# Lines of data
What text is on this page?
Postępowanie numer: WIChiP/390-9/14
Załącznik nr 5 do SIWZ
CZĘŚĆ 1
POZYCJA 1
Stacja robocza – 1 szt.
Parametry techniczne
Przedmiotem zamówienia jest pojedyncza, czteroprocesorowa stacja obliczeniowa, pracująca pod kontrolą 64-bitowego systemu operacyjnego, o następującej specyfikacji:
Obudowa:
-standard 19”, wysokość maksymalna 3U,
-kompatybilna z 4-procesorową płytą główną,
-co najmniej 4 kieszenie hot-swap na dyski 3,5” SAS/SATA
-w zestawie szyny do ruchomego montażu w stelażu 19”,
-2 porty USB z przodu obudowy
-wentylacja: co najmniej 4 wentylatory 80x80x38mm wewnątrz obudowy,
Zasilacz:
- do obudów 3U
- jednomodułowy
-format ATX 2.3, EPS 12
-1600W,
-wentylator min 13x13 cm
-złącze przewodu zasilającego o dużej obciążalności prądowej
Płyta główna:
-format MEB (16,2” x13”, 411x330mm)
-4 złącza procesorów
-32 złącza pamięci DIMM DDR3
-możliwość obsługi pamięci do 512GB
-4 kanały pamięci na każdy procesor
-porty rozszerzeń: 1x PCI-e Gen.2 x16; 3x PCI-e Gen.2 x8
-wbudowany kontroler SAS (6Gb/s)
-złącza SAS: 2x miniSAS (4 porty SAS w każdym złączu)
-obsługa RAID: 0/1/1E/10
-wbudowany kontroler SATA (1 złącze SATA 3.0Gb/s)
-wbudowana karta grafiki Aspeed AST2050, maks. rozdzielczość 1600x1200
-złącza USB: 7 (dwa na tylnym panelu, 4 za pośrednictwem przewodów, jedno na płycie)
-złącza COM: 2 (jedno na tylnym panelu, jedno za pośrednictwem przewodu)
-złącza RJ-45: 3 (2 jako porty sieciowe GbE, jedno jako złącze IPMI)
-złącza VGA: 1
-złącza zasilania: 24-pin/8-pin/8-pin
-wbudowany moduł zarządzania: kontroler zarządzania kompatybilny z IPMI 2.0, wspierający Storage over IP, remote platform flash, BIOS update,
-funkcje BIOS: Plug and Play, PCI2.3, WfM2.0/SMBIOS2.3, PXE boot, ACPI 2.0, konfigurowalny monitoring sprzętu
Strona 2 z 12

==

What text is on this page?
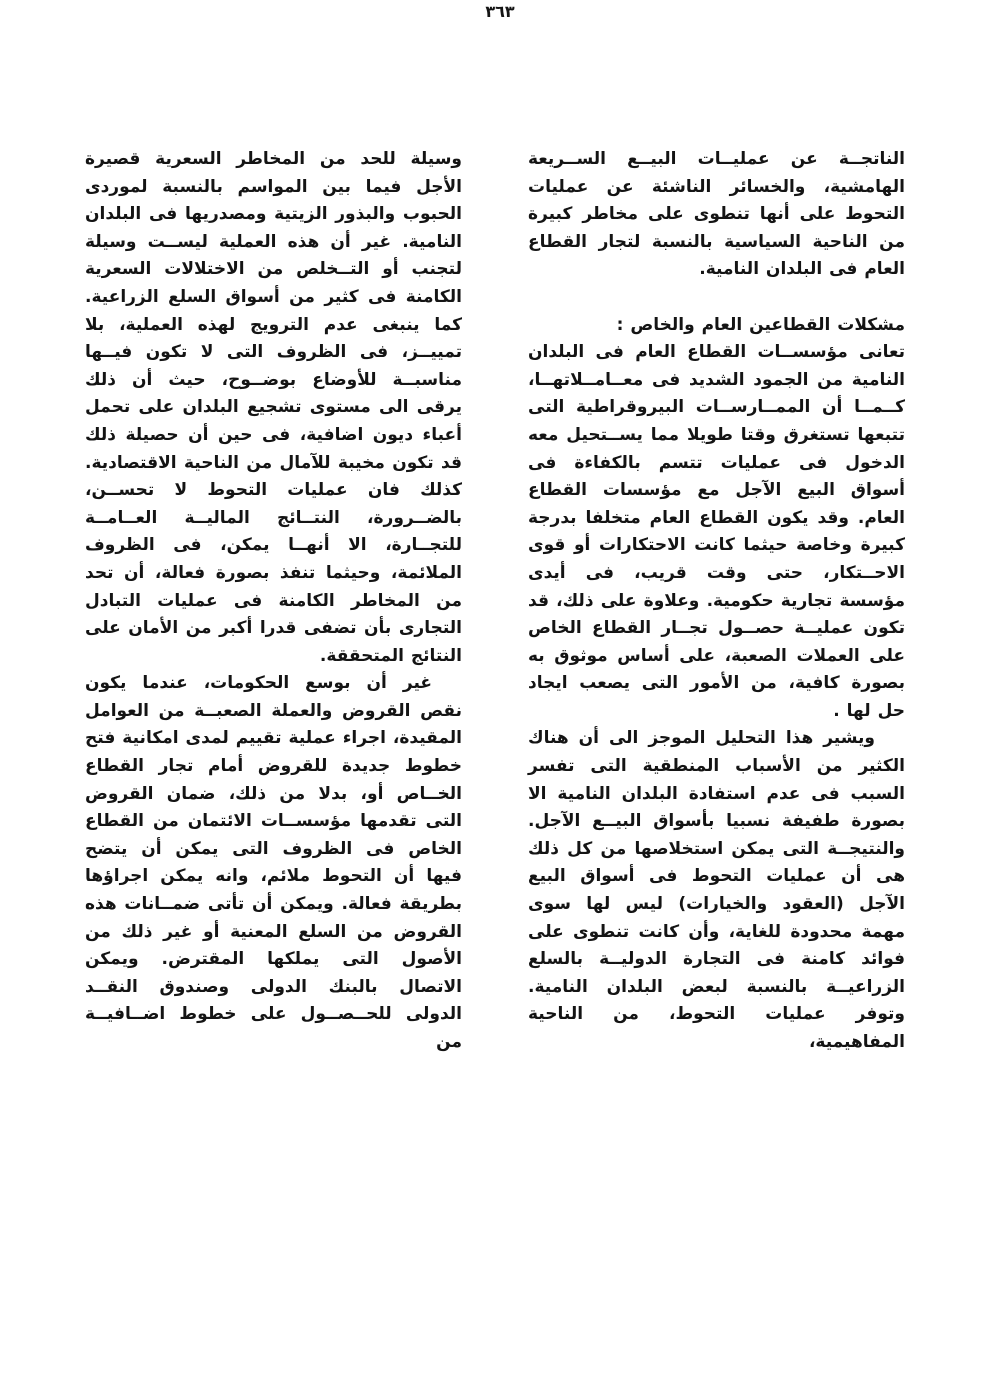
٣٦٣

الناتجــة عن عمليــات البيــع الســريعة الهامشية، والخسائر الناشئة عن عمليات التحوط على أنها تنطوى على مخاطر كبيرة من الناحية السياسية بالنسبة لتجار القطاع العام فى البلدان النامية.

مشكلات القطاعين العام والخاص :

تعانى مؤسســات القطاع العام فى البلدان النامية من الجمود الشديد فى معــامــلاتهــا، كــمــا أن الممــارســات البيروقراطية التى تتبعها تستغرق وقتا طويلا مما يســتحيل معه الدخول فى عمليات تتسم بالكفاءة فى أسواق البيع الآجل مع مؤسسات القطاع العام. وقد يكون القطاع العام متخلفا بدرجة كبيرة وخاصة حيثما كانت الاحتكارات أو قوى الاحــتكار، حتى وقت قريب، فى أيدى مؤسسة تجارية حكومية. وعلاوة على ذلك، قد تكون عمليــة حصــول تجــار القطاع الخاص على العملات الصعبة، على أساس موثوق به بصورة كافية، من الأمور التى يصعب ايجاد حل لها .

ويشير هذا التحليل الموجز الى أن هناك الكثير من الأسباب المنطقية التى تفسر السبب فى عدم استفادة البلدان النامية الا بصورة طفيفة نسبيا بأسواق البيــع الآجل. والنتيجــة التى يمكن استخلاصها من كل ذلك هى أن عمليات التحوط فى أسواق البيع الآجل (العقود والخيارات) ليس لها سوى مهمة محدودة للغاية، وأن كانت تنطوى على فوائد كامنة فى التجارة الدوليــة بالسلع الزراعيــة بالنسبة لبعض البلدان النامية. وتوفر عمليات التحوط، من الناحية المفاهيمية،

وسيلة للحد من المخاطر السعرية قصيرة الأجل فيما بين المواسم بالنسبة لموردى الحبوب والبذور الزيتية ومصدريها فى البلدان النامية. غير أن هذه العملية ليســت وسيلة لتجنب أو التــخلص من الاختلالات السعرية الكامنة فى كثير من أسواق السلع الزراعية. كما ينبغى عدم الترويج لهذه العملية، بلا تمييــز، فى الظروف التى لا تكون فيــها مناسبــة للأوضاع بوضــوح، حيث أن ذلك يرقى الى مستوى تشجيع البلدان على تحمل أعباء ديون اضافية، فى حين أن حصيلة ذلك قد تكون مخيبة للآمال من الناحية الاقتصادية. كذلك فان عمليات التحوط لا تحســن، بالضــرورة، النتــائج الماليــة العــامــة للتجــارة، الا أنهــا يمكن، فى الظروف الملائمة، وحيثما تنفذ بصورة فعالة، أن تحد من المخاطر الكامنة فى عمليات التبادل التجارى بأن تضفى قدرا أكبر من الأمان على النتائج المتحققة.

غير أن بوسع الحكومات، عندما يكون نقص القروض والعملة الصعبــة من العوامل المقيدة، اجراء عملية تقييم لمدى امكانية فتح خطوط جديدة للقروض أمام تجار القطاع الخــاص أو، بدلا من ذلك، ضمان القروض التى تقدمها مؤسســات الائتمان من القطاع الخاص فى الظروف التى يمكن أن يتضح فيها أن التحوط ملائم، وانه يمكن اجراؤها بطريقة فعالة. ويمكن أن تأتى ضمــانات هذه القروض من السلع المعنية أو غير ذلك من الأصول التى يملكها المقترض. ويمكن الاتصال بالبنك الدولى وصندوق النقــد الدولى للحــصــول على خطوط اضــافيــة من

# What is expected
Show the lines of the data that hold the word "obudowy".

# The solution
-2 porty USB z przodu obudowy
-wentylacja: co najmniej 4 wentylatory 80x80x38mm wewnątrz obudowy,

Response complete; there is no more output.